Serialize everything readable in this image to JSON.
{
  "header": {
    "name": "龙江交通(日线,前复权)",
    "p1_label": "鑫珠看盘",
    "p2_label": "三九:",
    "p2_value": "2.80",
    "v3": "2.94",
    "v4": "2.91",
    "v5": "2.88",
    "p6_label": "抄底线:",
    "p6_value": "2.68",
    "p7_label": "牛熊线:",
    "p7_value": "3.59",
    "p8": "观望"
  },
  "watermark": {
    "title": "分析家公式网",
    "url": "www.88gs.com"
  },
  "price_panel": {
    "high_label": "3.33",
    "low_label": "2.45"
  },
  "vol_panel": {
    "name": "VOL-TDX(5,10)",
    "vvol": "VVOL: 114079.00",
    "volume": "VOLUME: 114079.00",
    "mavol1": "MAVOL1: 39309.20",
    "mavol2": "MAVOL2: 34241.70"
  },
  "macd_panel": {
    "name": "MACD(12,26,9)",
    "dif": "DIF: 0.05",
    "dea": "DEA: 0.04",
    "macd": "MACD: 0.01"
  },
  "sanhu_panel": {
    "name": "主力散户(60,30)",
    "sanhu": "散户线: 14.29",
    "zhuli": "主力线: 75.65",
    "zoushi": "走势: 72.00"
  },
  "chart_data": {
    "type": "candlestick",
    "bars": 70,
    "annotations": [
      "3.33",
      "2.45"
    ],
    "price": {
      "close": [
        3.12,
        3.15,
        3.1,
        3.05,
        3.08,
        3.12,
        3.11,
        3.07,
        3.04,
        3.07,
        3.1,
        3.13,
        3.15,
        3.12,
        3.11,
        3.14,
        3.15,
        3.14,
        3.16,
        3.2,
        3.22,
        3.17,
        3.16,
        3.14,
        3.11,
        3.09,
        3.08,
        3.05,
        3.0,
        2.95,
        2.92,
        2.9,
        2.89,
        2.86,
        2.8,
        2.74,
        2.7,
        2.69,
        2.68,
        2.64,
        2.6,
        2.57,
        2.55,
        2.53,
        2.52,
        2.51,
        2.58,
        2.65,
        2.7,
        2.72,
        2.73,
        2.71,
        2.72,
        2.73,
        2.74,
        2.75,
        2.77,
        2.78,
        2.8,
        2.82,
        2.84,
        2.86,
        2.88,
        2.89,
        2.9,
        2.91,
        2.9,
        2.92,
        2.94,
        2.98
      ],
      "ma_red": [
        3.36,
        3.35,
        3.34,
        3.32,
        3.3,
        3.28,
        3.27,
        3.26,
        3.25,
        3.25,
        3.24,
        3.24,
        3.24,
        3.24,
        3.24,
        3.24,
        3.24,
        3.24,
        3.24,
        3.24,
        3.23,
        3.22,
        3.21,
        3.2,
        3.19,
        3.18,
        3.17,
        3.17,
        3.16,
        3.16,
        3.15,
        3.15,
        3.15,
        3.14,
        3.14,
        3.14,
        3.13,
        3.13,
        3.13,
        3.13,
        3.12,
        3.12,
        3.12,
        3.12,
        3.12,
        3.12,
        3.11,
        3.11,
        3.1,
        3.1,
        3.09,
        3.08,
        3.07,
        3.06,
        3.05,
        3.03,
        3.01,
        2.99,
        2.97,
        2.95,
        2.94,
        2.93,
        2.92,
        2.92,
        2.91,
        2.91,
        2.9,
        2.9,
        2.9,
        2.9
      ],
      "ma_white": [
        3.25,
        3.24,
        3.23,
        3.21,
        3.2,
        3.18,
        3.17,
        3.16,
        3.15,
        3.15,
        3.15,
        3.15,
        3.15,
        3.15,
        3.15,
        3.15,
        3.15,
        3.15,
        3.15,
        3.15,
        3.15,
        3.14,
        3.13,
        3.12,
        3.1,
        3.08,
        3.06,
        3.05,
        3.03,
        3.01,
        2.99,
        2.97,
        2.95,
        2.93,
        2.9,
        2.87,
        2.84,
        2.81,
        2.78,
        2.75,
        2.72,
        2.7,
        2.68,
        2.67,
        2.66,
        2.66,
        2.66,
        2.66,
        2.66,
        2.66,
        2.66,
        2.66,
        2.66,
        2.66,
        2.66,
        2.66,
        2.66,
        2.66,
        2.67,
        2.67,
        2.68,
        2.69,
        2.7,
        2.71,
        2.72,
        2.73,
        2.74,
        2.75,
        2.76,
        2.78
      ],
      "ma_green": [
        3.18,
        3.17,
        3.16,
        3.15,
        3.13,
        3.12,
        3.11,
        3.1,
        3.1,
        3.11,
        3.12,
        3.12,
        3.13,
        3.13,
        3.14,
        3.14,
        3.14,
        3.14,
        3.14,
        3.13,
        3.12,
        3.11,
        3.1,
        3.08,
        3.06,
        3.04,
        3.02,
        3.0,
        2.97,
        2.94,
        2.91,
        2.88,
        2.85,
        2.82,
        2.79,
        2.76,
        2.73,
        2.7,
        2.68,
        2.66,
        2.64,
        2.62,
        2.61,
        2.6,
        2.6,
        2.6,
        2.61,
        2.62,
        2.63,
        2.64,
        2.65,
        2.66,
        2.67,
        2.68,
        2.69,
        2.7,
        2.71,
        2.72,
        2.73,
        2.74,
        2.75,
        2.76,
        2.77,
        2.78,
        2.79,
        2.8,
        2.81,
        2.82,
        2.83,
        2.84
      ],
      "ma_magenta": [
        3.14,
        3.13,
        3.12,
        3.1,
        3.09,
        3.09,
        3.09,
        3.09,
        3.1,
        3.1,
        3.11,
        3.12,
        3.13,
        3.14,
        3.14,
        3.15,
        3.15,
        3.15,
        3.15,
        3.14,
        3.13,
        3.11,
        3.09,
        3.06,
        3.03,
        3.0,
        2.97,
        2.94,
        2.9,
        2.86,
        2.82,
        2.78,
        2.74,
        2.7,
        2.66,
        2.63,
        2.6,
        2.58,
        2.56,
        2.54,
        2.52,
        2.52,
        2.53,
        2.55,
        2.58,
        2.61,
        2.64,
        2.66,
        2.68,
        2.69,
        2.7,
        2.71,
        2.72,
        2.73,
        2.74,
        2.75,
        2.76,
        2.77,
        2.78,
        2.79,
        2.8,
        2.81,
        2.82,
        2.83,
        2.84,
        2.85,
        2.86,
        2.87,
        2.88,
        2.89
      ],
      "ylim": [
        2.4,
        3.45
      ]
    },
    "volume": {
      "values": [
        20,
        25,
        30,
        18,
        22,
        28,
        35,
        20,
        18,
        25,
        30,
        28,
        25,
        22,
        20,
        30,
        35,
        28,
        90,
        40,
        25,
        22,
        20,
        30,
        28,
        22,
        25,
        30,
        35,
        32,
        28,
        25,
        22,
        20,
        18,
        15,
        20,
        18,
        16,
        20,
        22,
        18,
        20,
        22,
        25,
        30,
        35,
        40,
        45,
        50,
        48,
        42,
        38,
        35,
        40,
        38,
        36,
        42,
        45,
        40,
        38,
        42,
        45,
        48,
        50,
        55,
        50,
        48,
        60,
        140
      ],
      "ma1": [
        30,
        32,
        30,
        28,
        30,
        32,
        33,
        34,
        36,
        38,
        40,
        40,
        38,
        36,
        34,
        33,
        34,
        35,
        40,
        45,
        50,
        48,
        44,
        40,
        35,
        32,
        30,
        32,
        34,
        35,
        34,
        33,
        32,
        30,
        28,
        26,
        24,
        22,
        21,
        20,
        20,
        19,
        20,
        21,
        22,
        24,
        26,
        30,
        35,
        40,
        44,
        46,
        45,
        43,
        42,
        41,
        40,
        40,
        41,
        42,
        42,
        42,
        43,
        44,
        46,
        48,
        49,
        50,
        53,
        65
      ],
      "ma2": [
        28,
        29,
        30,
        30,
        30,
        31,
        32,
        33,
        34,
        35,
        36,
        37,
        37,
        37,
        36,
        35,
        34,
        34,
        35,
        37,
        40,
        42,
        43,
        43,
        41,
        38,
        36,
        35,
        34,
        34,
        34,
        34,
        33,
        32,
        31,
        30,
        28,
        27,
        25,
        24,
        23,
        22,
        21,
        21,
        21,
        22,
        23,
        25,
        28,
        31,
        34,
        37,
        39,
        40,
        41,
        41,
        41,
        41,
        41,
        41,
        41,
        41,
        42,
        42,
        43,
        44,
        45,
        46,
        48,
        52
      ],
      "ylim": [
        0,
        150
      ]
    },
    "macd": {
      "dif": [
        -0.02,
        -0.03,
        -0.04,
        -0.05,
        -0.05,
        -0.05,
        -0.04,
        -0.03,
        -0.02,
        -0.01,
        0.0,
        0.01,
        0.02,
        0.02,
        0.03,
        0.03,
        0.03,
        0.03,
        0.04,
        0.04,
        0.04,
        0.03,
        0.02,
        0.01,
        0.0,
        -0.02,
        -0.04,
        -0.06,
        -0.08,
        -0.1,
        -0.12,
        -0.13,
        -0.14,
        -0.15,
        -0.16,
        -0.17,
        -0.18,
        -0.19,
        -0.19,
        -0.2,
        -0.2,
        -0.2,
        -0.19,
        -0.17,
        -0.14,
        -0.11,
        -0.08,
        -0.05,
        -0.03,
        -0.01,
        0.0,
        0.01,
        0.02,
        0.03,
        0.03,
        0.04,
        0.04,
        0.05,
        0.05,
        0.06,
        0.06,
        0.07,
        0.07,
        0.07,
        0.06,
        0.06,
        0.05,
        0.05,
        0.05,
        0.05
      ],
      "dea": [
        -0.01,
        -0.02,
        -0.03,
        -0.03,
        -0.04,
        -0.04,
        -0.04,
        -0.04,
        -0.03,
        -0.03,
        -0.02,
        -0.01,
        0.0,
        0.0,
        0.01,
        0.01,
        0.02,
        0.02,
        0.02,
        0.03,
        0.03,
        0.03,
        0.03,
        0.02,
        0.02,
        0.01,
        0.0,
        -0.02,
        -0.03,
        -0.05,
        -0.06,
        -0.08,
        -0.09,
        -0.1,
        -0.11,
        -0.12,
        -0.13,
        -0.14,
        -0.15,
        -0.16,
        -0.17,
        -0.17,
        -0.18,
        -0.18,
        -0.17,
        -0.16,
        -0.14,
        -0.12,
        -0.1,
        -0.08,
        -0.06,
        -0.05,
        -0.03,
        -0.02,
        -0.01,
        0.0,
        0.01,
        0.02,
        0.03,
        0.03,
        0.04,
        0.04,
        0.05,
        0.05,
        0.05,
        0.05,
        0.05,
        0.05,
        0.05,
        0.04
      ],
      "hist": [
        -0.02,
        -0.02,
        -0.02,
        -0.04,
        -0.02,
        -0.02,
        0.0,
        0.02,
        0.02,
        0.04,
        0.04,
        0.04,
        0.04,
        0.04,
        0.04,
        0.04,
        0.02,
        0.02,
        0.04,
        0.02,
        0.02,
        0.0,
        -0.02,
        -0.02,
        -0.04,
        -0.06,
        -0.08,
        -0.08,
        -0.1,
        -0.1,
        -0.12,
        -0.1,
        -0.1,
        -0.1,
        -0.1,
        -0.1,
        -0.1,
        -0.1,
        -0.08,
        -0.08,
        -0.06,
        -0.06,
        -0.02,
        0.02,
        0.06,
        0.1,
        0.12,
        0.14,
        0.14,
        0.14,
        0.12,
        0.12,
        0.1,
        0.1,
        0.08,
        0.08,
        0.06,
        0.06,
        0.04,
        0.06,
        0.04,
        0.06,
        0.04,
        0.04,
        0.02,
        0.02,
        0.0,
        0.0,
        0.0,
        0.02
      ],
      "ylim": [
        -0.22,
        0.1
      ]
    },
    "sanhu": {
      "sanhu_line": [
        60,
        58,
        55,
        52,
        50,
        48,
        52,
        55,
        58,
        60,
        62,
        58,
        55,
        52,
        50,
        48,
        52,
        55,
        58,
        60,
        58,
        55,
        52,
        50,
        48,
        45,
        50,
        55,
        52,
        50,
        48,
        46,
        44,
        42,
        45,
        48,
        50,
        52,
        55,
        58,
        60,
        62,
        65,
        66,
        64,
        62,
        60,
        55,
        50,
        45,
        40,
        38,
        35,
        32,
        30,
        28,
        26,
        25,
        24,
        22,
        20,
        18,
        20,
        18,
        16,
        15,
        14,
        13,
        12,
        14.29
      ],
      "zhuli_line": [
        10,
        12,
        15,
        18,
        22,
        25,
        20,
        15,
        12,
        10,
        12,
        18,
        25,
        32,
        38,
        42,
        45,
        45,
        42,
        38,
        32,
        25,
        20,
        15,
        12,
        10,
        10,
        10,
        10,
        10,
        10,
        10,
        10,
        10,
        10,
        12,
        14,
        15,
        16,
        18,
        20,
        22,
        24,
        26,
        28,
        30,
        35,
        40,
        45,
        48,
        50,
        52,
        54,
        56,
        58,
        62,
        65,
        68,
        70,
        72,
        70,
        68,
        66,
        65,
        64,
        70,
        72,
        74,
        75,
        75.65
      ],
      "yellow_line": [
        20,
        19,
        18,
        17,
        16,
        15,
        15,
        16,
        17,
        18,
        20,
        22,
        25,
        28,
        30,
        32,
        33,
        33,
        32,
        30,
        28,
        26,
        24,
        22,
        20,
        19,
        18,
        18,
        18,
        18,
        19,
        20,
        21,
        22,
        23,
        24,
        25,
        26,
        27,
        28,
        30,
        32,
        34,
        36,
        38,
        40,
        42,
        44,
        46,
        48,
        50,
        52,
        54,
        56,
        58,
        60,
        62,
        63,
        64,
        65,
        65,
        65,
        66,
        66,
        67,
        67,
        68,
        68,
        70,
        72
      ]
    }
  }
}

DIRECTIONS FOR THIS TASK — Read through the entries and copy every line that includes "name".

RESULT BELOW —
    "name": "龙江交通(日线,前复权)",
    "name": "VOL-TDX(5,10)",
    "name": "MACD(12,26,9)",
    "name": "主力散户(60,30)",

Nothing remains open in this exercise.